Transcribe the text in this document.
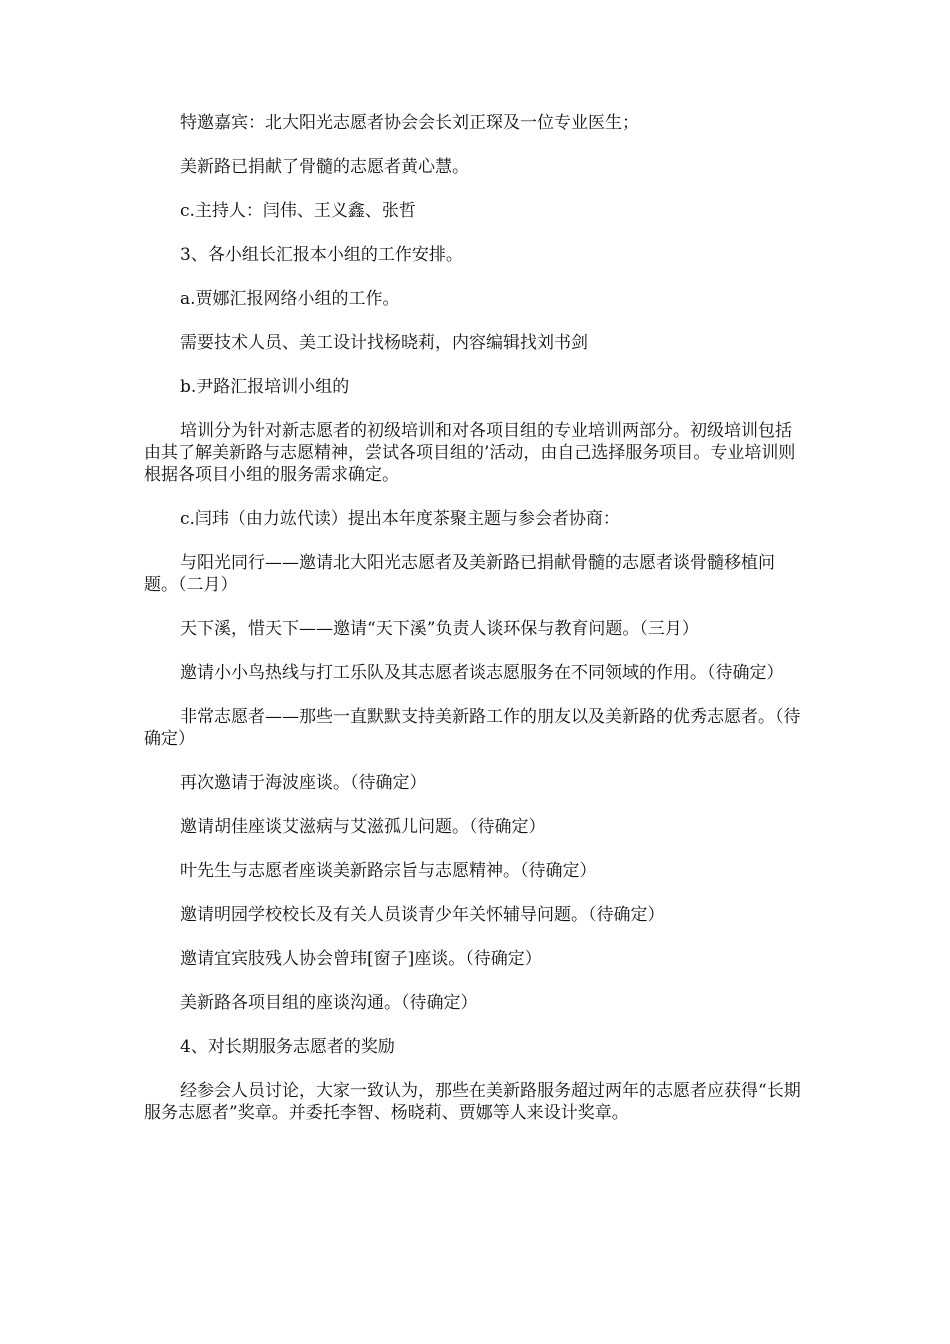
特邀嘉宾：北大阳光志愿者协会会长刘正琛及一位专业医生；

美新路已捐献了骨髓的志愿者黄心慧。

c.主持人：闫伟、王义鑫、张哲

3、各小组长汇报本小组的工作安排。

a.贾娜汇报网络小组的工作。

需要技术人员、美工设计找杨晓莉，内容编辑找刘书剑

b.尹路汇报培训小组的

培训分为针对新志愿者的初级培训和对各项目组的专业培训两部分。初级培训包括由其了解美新路与志愿精神，尝试各项目组的’活动，由自己选择服务项目。专业培训则根据各项目小组的服务需求确定。

c.闫玮（由力竑代读）提出本年度茶聚主题与参会者协商：

与阳光同行——邀请北大阳光志愿者及美新路已捐献骨髓的志愿者谈骨髓移植问题。（二月）

天下溪，惜天下——邀请“天下溪”负责人谈环保与教育问题。（三月）

邀请小小鸟热线与打工乐队及其志愿者谈志愿服务在不同领域的作用。（待确定）

非常志愿者——那些一直默默支持美新路工作的朋友以及美新路的优秀志愿者。（待确定）

再次邀请于海波座谈。（待确定）

邀请胡佳座谈艾滋病与艾滋孤儿问题。（待确定）

叶先生与志愿者座谈美新路宗旨与志愿精神。（待确定）

邀请明园学校校长及有关人员谈青少年关怀辅导问题。（待确定）

邀请宜宾肢残人协会曾玮[窗子]座谈。（待确定）

美新路各项目组的座谈沟通。（待确定）

4、对长期服务志愿者的奖励

经参会人员讨论，大家一致认为，那些在美新路服务超过两年的志愿者应获得“长期服务志愿者”奖章。并委托李智、杨晓莉、贾娜等人来设计奖章。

______________________________

> TASK TO CARRY OUT
Restate the listing above word for word, and skip the pictures.

> ANSWER FOR THIS EXERCISE
Transcribe the text in this document.
特邀嘉宾：北大阳光志愿者协会会长刘正琛及一位专业医生；

美新路已捐献了骨髓的志愿者黄心慧。

c.主持人：闫伟、王义鑫、张哲

3、各小组长汇报本小组的工作安排。

a.贾娜汇报网络小组的工作。

需要技术人员、美工设计找杨晓莉，内容编辑找刘书剑

b.尹路汇报培训小组的

培训分为针对新志愿者的初级培训和对各项目组的专业培训两部分。初级培训包括由其了解美新路与志愿精神，尝试各项目组的’活动，由自己选择服务项目。专业培训则根据各项目小组的服务需求确定。

c.闫玮（由力竑代读）提出本年度茶聚主题与参会者协商：

与阳光同行——邀请北大阳光志愿者及美新路已捐献骨髓的志愿者谈骨髓移植问题。（二月）

天下溪，惜天下——邀请“天下溪”负责人谈环保与教育问题。（三月）

邀请小小鸟热线与打工乐队及其志愿者谈志愿服务在不同领域的作用。（待确定）

非常志愿者——那些一直默默支持美新路工作的朋友以及美新路的优秀志愿者。（待确定）

再次邀请于海波座谈。（待确定）

邀请胡佳座谈艾滋病与艾滋孤儿问题。（待确定）

叶先生与志愿者座谈美新路宗旨与志愿精神。（待确定）

邀请明园学校校长及有关人员谈青少年关怀辅导问题。（待确定）

邀请宜宾肢残人协会曾玮[窗子]座谈。（待确定）

美新路各项目组的座谈沟通。（待确定）

4、对长期服务志愿者的奖励

经参会人员讨论，大家一致认为，那些在美新路服务超过两年的志愿者应获得“长期服务志愿者”奖章。并委托李智、杨晓莉、贾娜等人来设计奖章。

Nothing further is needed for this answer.